**DIRECTION**
Every line below should be copied exactly; drop the pictures.

**Items listed in a dataset**
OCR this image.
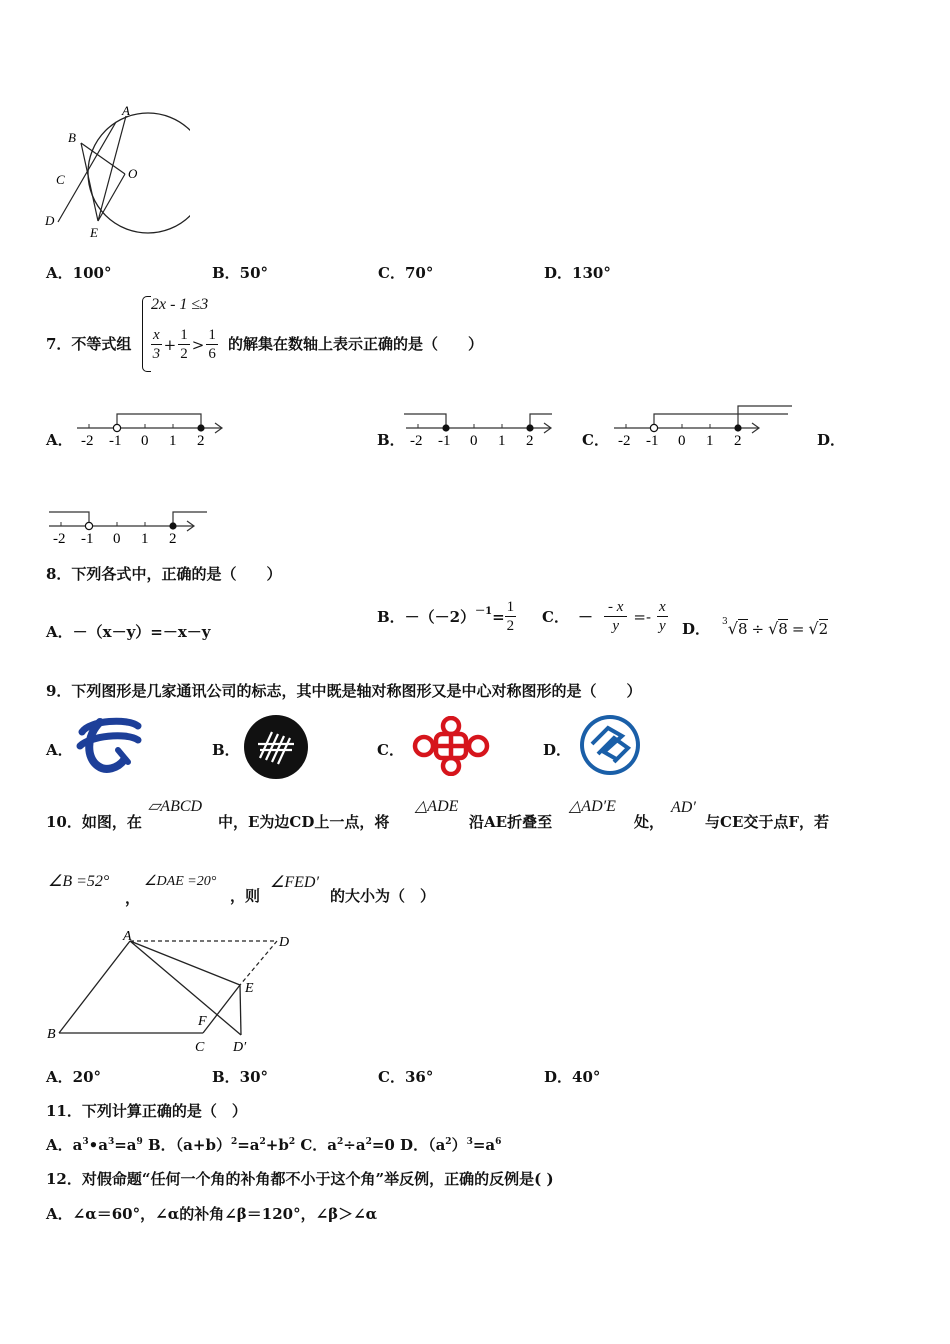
A
B
C
D
E
O
A．100°	B．50°	C．70°	D．130°
7．不等式组
2x - 1 ≤3
$\frac{x}{3} + \frac{1}{2} > \frac{1}{6}$ 的解集在数轴上表示正确的是（　　）
A．	B．	C．	D．
-2 -1 0 1 2	-2 -1 0 1 2	-2 -1 0 1 2
-2 -1 0 1 2
8．下列各式中，正确的是（　　）
A．－（x－y）=－x－y
B．$-(-2) -1 = \frac{1}{2}$ C． － $\frac{- x}{y} =- \frac{x}{y}$ D． 3 √ 8 ÷ √ 8 = √ 2
9．下列图形是几家通讯公司的标志，其中既是轴对称图形又是中心对称图形的是（　　）
A．	B．	C．	D．
10．如图，在
▱ABCD
中，E为边CD上一点，将
△ADE
沿AE折叠至
△AD′E
处，
AD′
与CE交于点F，若
∠B =52°
，
∠DAE =20°
，则
∠FED′
的大小为（　）
A	D
E
F
B
C D′
A．20°	B．30°	C．36°	D．40°
11．下列计算正确的是（　）
A．$a^3•a^3=a^9$ B．$(a+b)^2=a^2+b^2$ C．$a^2\div a^2=0$ D．$(a^2)^3=a^6$
12．对假命题“任何一个角的补角都不小于这个角”举反例，正确的反例是( )
A．∠α＝60°，∠α的补角∠β＝120°，∠β＞∠α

**RESPONSE BELOW**
OCR this image.
A
B
C
D
E
O
A．100°	B．50°	C．70°	D．130°
7．不等式组
2x - 1 ≤3
$\frac{x}{3} + \frac{1}{2} > \frac{1}{6}$ 的解集在数轴上表示正确的是（　　）
A．	B．	C．	D．
-2 -1 0 1 2	-2 -1 0 1 2	-2 -1 0 1 2
-2 -1 0 1 2
8．下列各式中，正确的是（　　）
A．－（x－y）=－x－y
B．$-(-2) -1 = \frac{1}{2}$ C． － $\frac{- x}{y} =- \frac{x}{y}$ D． 3 √ 8 ÷ √ 8 = √ 2
9．下列图形是几家通讯公司的标志，其中既是轴对称图形又是中心对称图形的是（　　）
A．	B．	C．	D．
10．如图，在
▱ABCD
中，E为边CD上一点，将
△ADE
沿AE折叠至
△AD′E
处，
AD′
与CE交于点F，若
∠B =52°
，
∠DAE =20°
，则
∠FED′
的大小为（　）
A	D
E
F
B
C D′
A．20°	B．30°	C．36°	D．40°
11．下列计算正确的是（　）
A．$a^3•a^3=a^9$ B．$(a+b)^2=a^2+b^2$ C．$a^2\div a^2=0$ D．$(a^2)^3=a^6$
12．对假命题“任何一个角的补角都不小于这个角”举反例，正确的反例是( )
A．∠α＝60°，∠α的补角∠β＝120°，∠β＞∠α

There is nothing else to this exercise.